<<<<

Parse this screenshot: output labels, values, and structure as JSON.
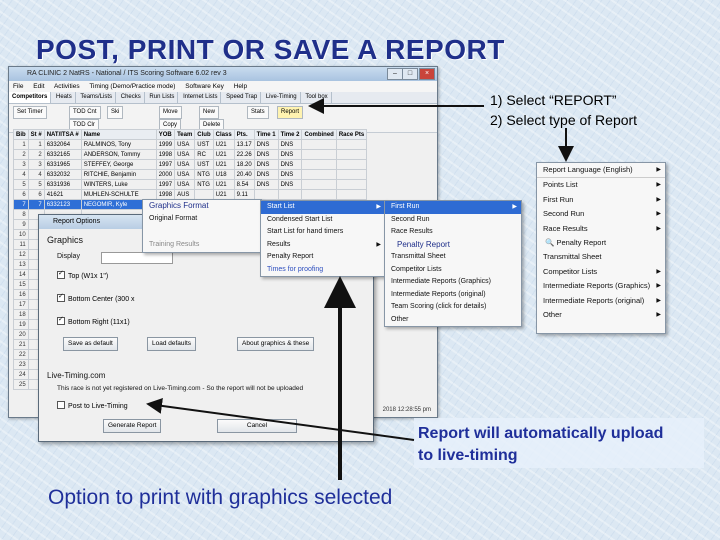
{
  "slide": {
    "title": "POST, PRINT OR SAVE A REPORT",
    "steps": [
      "1)  Select “REPORT”",
      "2)  Select type of Report"
    ],
    "note_upload": [
      "Report will automatically upload",
      "to live-timing"
    ],
    "note_graphics": "Option to print with graphics selected"
  },
  "window": {
    "title": "RA CLINIC 2 NatRS - National / ITS Scoring Software 6.02 rev 3",
    "menu": [
      "File",
      "Edit",
      "Activities",
      "Timing (Demo/Practice mode)",
      "Software Key",
      "Help"
    ],
    "tabs": [
      "Competitors",
      "Heats",
      "Teams/Lists",
      "Checks",
      "Run Lists",
      "Internet Lists",
      "Speed Trap",
      "Live-Timing",
      "Tool box"
    ],
    "toolbar": [
      "Set Timer",
      "Ski",
      "Stats",
      "Report",
      "TOD Cnt",
      "TOD Clr",
      "Move",
      "Copy",
      "New",
      "Delete"
    ],
    "columns": [
      "Bib",
      "St #",
      "NAT/ITSA #",
      "Name",
      "YOB",
      "Team",
      "Club",
      "Class",
      "Pts.",
      "Time 1",
      "Time 2",
      "Combined",
      "Race Pts"
    ],
    "rows": [
      [
        "1",
        "1",
        "6332064",
        "RALMINOS, Tony",
        "1999",
        "USA",
        "UST",
        "U21",
        "13.17",
        "DNS",
        "DNS",
        "",
        ""
      ],
      [
        "2",
        "2",
        "6332165",
        "ANDERSON, Tommy",
        "1998",
        "USA",
        "RC",
        "U21",
        "22.26",
        "DNS",
        "DNS",
        "",
        ""
      ],
      [
        "3",
        "3",
        "6331965",
        "STEFFEY, George",
        "1997",
        "USA",
        "UST",
        "U21",
        "18.20",
        "DNS",
        "DNS",
        "",
        ""
      ],
      [
        "4",
        "4",
        "6332032",
        "RITCHIE, Benjamin",
        "2000",
        "USA",
        "NTG",
        "U18",
        "20.40",
        "DNS",
        "DNS",
        "",
        ""
      ],
      [
        "5",
        "5",
        "6331936",
        "WINTERS, Luke",
        "1997",
        "USA",
        "NTG",
        "U21",
        "8.54",
        "DNS",
        "DNS",
        "",
        ""
      ],
      [
        "6",
        "6",
        "41621",
        "MUHLEN-SCHULTE",
        "1998",
        "AUS",
        "",
        "U21",
        "9.11",
        "",
        "",
        "",
        ""
      ],
      [
        "7",
        "7",
        "6332123",
        "NEGOMIR, Kyle",
        "1998",
        "USA",
        "",
        "",
        "",
        "",
        "",
        "",
        ""
      ],
      [
        "8",
        "",
        "",
        "",
        "",
        "",
        "",
        "",
        "",
        "",
        "",
        "",
        ""
      ],
      [
        "9",
        "",
        "",
        "",
        "",
        "",
        "",
        "",
        "",
        "",
        "",
        "",
        ""
      ],
      [
        "10",
        "",
        "",
        "",
        "",
        "",
        "",
        "",
        "",
        "",
        "",
        "",
        ""
      ],
      [
        "11",
        "",
        "",
        "",
        "",
        "",
        "",
        "",
        "",
        "",
        "",
        "",
        ""
      ],
      [
        "12",
        "",
        "",
        "",
        "",
        "",
        "",
        "",
        "",
        "",
        "",
        "",
        ""
      ],
      [
        "13",
        "",
        "",
        "",
        "",
        "",
        "",
        "",
        "",
        "",
        "",
        "",
        ""
      ],
      [
        "14",
        "",
        "",
        "",
        "",
        "",
        "",
        "",
        "",
        "",
        "",
        "",
        ""
      ],
      [
        "15",
        "",
        "",
        "",
        "",
        "",
        "",
        "",
        "",
        "",
        "",
        "",
        ""
      ],
      [
        "16",
        "",
        "",
        "",
        "",
        "",
        "",
        "",
        "",
        "",
        "",
        "",
        ""
      ],
      [
        "17",
        "",
        "",
        "",
        "",
        "",
        "",
        "",
        "",
        "",
        "",
        "",
        ""
      ],
      [
        "18",
        "",
        "",
        "",
        "",
        "",
        "",
        "",
        "",
        "",
        "",
        "",
        ""
      ],
      [
        "19",
        "",
        "",
        "",
        "",
        "",
        "",
        "",
        "",
        "",
        "",
        "",
        ""
      ],
      [
        "20",
        "",
        "",
        "",
        "",
        "",
        "",
        "",
        "",
        "",
        "",
        "",
        ""
      ],
      [
        "21",
        "",
        "",
        "",
        "",
        "",
        "",
        "",
        "",
        "",
        "",
        "",
        ""
      ],
      [
        "22",
        "",
        "",
        "",
        "",
        "",
        "",
        "",
        "",
        "",
        "",
        "",
        ""
      ],
      [
        "23",
        "",
        "",
        "",
        "",
        "",
        "",
        "",
        "",
        "",
        "",
        "",
        ""
      ],
      [
        "24",
        "",
        "",
        "",
        "",
        "",
        "",
        "",
        "",
        "",
        "",
        "",
        ""
      ],
      [
        "25",
        "",
        "",
        "",
        "",
        "",
        "",
        "",
        "",
        "",
        "",
        "",
        ""
      ]
    ],
    "status": "2018 12:28:55 pm"
  },
  "report_options": {
    "title": "Report Options",
    "group_graphics": "Graphics",
    "display_label": "Display",
    "checks": [
      {
        "label": "Top (W1x 1\")",
        "checked": true
      },
      {
        "label": "Bottom Center (300 x",
        "checked": true
      },
      {
        "label": "Bottom Right (11x1)",
        "checked": true
      }
    ],
    "save_default": "Save as default",
    "load_defaults": "Load defaults",
    "about_graphics": "About graphics & these",
    "live_timing_label": "Live-Timing.com",
    "live_timing_text": "This race is not yet registered on Live-Timing.com - So the report will not be uploaded",
    "live_timing_check": "Post to Live-Timing",
    "generate": "Generate Report",
    "cancel": "Cancel"
  },
  "graphics_menu": [
    "Graphics Format",
    "Original Format",
    "Training Results"
  ],
  "list_menu": [
    "Start List",
    "Condensed Start List",
    "Start List for hand timers",
    "Results",
    "Penalty Report",
    "Times for proofing"
  ],
  "run_menu": [
    "First Run",
    "Second Run",
    "Race Results",
    "Penalty Report",
    "Transmittal Sheet",
    "Competitor Lists",
    "Intermediate Reports (Graphics)",
    "Intermediate Reports (original)",
    "Team Scoring (click for details)",
    "Other"
  ],
  "report_menu": [
    "Report Language (English)",
    "Points List",
    "First Run",
    "Second Run",
    "Race Results",
    "Penalty Report",
    "Transmittal Sheet",
    "Competitor Lists",
    "Intermediate Reports (Graphics)",
    "Intermediate Reports (original)",
    "Other"
  ]
}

>>>>

**Written problem:** All of the material above needs to be restated exactly, with no pictures.

**Solution for this problem:**
Parse this screenshot: output labels, values, and structure as JSON.
{
  "slide": {
    "title": "POST, PRINT OR SAVE A REPORT",
    "steps": [
      "1)  Select “REPORT”",
      "2)  Select type of Report"
    ],
    "note_upload": [
      "Report will automatically upload",
      "to live-timing"
    ],
    "note_graphics": "Option to print with graphics selected"
  },
  "window": {
    "title": "RA CLINIC 2 NatRS - National / ITS Scoring Software 6.02 rev 3",
    "menu": [
      "File",
      "Edit",
      "Activities",
      "Timing (Demo/Practice mode)",
      "Software Key",
      "Help"
    ],
    "tabs": [
      "Competitors",
      "Heats",
      "Teams/Lists",
      "Checks",
      "Run Lists",
      "Internet Lists",
      "Speed Trap",
      "Live-Timing",
      "Tool box"
    ],
    "toolbar": [
      "Set Timer",
      "Ski",
      "Stats",
      "Report",
      "TOD Cnt",
      "TOD Clr",
      "Move",
      "Copy",
      "New",
      "Delete"
    ],
    "columns": [
      "Bib",
      "St #",
      "NAT/ITSA #",
      "Name",
      "YOB",
      "Team",
      "Club",
      "Class",
      "Pts.",
      "Time 1",
      "Time 2",
      "Combined",
      "Race Pts"
    ],
    "rows": [
      [
        "1",
        "1",
        "6332064",
        "RALMINOS, Tony",
        "1999",
        "USA",
        "UST",
        "U21",
        "13.17",
        "DNS",
        "DNS",
        "",
        ""
      ],
      [
        "2",
        "2",
        "6332165",
        "ANDERSON, Tommy",
        "1998",
        "USA",
        "RC",
        "U21",
        "22.26",
        "DNS",
        "DNS",
        "",
        ""
      ],
      [
        "3",
        "3",
        "6331965",
        "STEFFEY, George",
        "1997",
        "USA",
        "UST",
        "U21",
        "18.20",
        "DNS",
        "DNS",
        "",
        ""
      ],
      [
        "4",
        "4",
        "6332032",
        "RITCHIE, Benjamin",
        "2000",
        "USA",
        "NTG",
        "U18",
        "20.40",
        "DNS",
        "DNS",
        "",
        ""
      ],
      [
        "5",
        "5",
        "6331936",
        "WINTERS, Luke",
        "1997",
        "USA",
        "NTG",
        "U21",
        "8.54",
        "DNS",
        "DNS",
        "",
        ""
      ],
      [
        "6",
        "6",
        "41621",
        "MUHLEN-SCHULTE",
        "1998",
        "AUS",
        "",
        "U21",
        "9.11",
        "",
        "",
        "",
        ""
      ],
      [
        "7",
        "7",
        "6332123",
        "NEGOMIR, Kyle",
        "1998",
        "USA",
        "",
        "",
        "",
        "",
        "",
        "",
        ""
      ],
      [
        "8",
        "",
        "",
        "",
        "",
        "",
        "",
        "",
        "",
        "",
        "",
        "",
        ""
      ],
      [
        "9",
        "",
        "",
        "",
        "",
        "",
        "",
        "",
        "",
        "",
        "",
        "",
        ""
      ],
      [
        "10",
        "",
        "",
        "",
        "",
        "",
        "",
        "",
        "",
        "",
        "",
        "",
        ""
      ],
      [
        "11",
        "",
        "",
        "",
        "",
        "",
        "",
        "",
        "",
        "",
        "",
        "",
        ""
      ],
      [
        "12",
        "",
        "",
        "",
        "",
        "",
        "",
        "",
        "",
        "",
        "",
        "",
        ""
      ],
      [
        "13",
        "",
        "",
        "",
        "",
        "",
        "",
        "",
        "",
        "",
        "",
        "",
        ""
      ],
      [
        "14",
        "",
        "",
        "",
        "",
        "",
        "",
        "",
        "",
        "",
        "",
        "",
        ""
      ],
      [
        "15",
        "",
        "",
        "",
        "",
        "",
        "",
        "",
        "",
        "",
        "",
        "",
        ""
      ],
      [
        "16",
        "",
        "",
        "",
        "",
        "",
        "",
        "",
        "",
        "",
        "",
        "",
        ""
      ],
      [
        "17",
        "",
        "",
        "",
        "",
        "",
        "",
        "",
        "",
        "",
        "",
        "",
        ""
      ],
      [
        "18",
        "",
        "",
        "",
        "",
        "",
        "",
        "",
        "",
        "",
        "",
        "",
        ""
      ],
      [
        "19",
        "",
        "",
        "",
        "",
        "",
        "",
        "",
        "",
        "",
        "",
        "",
        ""
      ],
      [
        "20",
        "",
        "",
        "",
        "",
        "",
        "",
        "",
        "",
        "",
        "",
        "",
        ""
      ],
      [
        "21",
        "",
        "",
        "",
        "",
        "",
        "",
        "",
        "",
        "",
        "",
        "",
        ""
      ],
      [
        "22",
        "",
        "",
        "",
        "",
        "",
        "",
        "",
        "",
        "",
        "",
        "",
        ""
      ],
      [
        "23",
        "",
        "",
        "",
        "",
        "",
        "",
        "",
        "",
        "",
        "",
        "",
        ""
      ],
      [
        "24",
        "",
        "",
        "",
        "",
        "",
        "",
        "",
        "",
        "",
        "",
        "",
        ""
      ],
      [
        "25",
        "",
        "",
        "",
        "",
        "",
        "",
        "",
        "",
        "",
        "",
        "",
        ""
      ]
    ],
    "status": "2018 12:28:55 pm"
  },
  "report_options": {
    "title": "Report Options",
    "group_graphics": "Graphics",
    "display_label": "Display",
    "checks": [
      {
        "label": "Top (W1x 1\")",
        "checked": true
      },
      {
        "label": "Bottom Center (300 x",
        "checked": true
      },
      {
        "label": "Bottom Right (11x1)",
        "checked": true
      }
    ],
    "save_default": "Save as default",
    "load_defaults": "Load defaults",
    "about_graphics": "About graphics & these",
    "live_timing_label": "Live-Timing.com",
    "live_timing_text": "This race is not yet registered on Live-Timing.com - So the report will not be uploaded",
    "live_timing_check": "Post to Live-Timing",
    "generate": "Generate Report",
    "cancel": "Cancel"
  },
  "graphics_menu": [
    "Graphics Format",
    "Original Format",
    "Training Results"
  ],
  "list_menu": [
    "Start List",
    "Condensed Start List",
    "Start List for hand timers",
    "Results",
    "Penalty Report",
    "Times for proofing"
  ],
  "run_menu": [
    "First Run",
    "Second Run",
    "Race Results",
    "Penalty Report",
    "Transmittal Sheet",
    "Competitor Lists",
    "Intermediate Reports (Graphics)",
    "Intermediate Reports (original)",
    "Team Scoring (click for details)",
    "Other"
  ],
  "report_menu": [
    "Report Language (English)",
    "Points List",
    "First Run",
    "Second Run",
    "Race Results",
    "Penalty Report",
    "Transmittal Sheet",
    "Competitor Lists",
    "Intermediate Reports (Graphics)",
    "Intermediate Reports (original)",
    "Other"
  ]
}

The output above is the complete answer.